**Record list:**
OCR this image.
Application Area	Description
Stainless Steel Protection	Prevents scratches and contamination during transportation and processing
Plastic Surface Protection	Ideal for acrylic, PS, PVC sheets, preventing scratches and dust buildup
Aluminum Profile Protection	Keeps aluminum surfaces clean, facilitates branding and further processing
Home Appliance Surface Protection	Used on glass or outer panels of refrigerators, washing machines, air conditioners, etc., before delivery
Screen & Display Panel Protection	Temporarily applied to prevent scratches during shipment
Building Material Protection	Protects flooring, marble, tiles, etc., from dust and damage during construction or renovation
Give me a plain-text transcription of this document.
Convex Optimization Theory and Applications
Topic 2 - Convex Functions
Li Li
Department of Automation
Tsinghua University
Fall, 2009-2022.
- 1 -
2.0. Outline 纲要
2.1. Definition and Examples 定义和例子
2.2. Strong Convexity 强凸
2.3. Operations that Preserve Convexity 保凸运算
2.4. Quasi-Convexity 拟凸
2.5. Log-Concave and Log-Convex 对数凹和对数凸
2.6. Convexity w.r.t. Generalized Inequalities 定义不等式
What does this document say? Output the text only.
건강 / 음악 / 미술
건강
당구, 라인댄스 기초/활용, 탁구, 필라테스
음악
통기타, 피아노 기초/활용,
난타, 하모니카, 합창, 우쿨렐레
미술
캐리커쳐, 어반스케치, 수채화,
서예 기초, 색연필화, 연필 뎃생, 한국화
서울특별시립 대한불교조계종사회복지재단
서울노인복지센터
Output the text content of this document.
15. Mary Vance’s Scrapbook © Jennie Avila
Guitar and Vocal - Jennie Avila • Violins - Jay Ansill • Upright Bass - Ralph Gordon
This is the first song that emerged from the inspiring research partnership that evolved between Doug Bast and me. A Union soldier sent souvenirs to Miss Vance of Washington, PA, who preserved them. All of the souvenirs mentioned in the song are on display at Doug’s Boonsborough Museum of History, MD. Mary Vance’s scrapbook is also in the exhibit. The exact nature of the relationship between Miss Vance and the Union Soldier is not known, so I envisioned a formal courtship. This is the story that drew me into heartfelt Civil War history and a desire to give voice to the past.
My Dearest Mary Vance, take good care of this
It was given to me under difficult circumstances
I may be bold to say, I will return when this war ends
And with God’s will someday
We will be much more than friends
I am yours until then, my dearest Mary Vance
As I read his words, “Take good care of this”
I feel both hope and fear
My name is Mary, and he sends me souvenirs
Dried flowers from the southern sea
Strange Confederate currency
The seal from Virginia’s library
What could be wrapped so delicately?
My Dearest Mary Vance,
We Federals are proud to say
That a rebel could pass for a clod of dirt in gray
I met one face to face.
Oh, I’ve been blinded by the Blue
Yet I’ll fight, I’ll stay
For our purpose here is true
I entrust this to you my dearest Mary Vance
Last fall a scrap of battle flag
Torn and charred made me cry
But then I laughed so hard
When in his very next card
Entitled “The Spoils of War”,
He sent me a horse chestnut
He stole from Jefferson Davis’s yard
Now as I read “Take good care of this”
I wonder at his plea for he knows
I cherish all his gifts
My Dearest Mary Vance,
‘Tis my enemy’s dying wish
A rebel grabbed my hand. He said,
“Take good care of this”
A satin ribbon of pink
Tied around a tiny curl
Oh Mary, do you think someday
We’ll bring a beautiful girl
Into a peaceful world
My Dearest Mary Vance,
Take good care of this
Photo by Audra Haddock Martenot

**Instruction:** Output all of the material exactly as written.

**Written response:**
OCR this image.
Application Area	Description
Stainless Steel Protection	Prevents scratches and contamination during transportation and processing
Plastic Surface Protection	Ideal for acrylic, PS, PVC sheets, preventing scratches and dust buildup
Aluminum Profile Protection	Keeps aluminum surfaces clean, facilitates branding and further processing
Home Appliance Surface Protection	Used on glass or outer panels of refrigerators, washing machines, air conditioners, etc., before delivery
Screen & Display Panel Protection	Temporarily applied to prevent scratches during shipment
Building Material Protection	Protects flooring, marble, tiles, etc., from dust and damage during construction or renovation
Give me a plain-text transcription of this document.
Convex Optimization Theory and Applications
Topic 2 - Convex Functions
Li Li
Department of Automation
Tsinghua University
Fall, 2009-2022.
- 1 -
2.0. Outline 纲要
2.1. Definition and Examples 定义和例子
2.2. Strong Convexity 强凸
2.3. Operations that Preserve Convexity 保凸运算
2.4. Quasi-Convexity 拟凸
2.5. Log-Concave and Log-Convex 对数凹和对数凸
2.6. Convexity w.r.t. Generalized Inequalities 定义不等式
What does this document say? Output the text only.
건강 / 음악 / 미술
건강
당구, 라인댄스 기초/활용, 탁구, 필라테스
음악
통기타, 피아노 기초/활용,
난타, 하모니카, 합창, 우쿨렐레
미술
캐리커쳐, 어반스케치, 수채화,
서예 기초, 색연필화, 연필 뎃생, 한국화
서울특별시립 대한불교조계종사회복지재단
서울노인복지센터
Output the text content of this document.
15. Mary Vance’s Scrapbook © Jennie Avila
Guitar and Vocal - Jennie Avila • Violins - Jay Ansill • Upright Bass - Ralph Gordon
This is the first song that emerged from the inspiring research partnership that evolved between Doug Bast and me. A Union soldier sent souvenirs to Miss Vance of Washington, PA, who preserved them. All of the souvenirs mentioned in the song are on display at Doug’s Boonsborough Museum of History, MD. Mary Vance’s scrapbook is also in the exhibit. The exact nature of the relationship between Miss Vance and the Union Soldier is not known, so I envisioned a formal courtship. This is the story that drew me into heartfelt Civil War history and a desire to give voice to the past.
My Dearest Mary Vance, take good care of this
It was given to me under difficult circumstances
I may be bold to say, I will return when this war ends
And with God’s will someday
We will be much more than friends
I am yours until then, my dearest Mary Vance
As I read his words, “Take good care of this”
I feel both hope and fear
My name is Mary, and he sends me souvenirs
Dried flowers from the southern sea
Strange Confederate currency
The seal from Virginia’s library
What could be wrapped so delicately?
My Dearest Mary Vance,
We Federals are proud to say
That a rebel could pass for a clod of dirt in gray
I met one face to face.
Oh, I’ve been blinded by the Blue
Yet I’ll fight, I’ll stay
For our purpose here is true
I entrust this to you my dearest Mary Vance
Last fall a scrap of battle flag
Torn and charred made me cry
But then I laughed so hard
When in his very next card
Entitled “The Spoils of War”,
He sent me a horse chestnut
He stole from Jefferson Davis’s yard
Now as I read “Take good care of this”
I wonder at his plea for he knows
I cherish all his gifts
My Dearest Mary Vance,
‘Tis my enemy’s dying wish
A rebel grabbed my hand. He said,
“Take good care of this”
A satin ribbon of pink
Tied around a tiny curl
Oh Mary, do you think someday
We’ll bring a beautiful girl
Into a peaceful world
My Dearest Mary Vance,
Take good care of this
Photo by Audra Haddock Martenot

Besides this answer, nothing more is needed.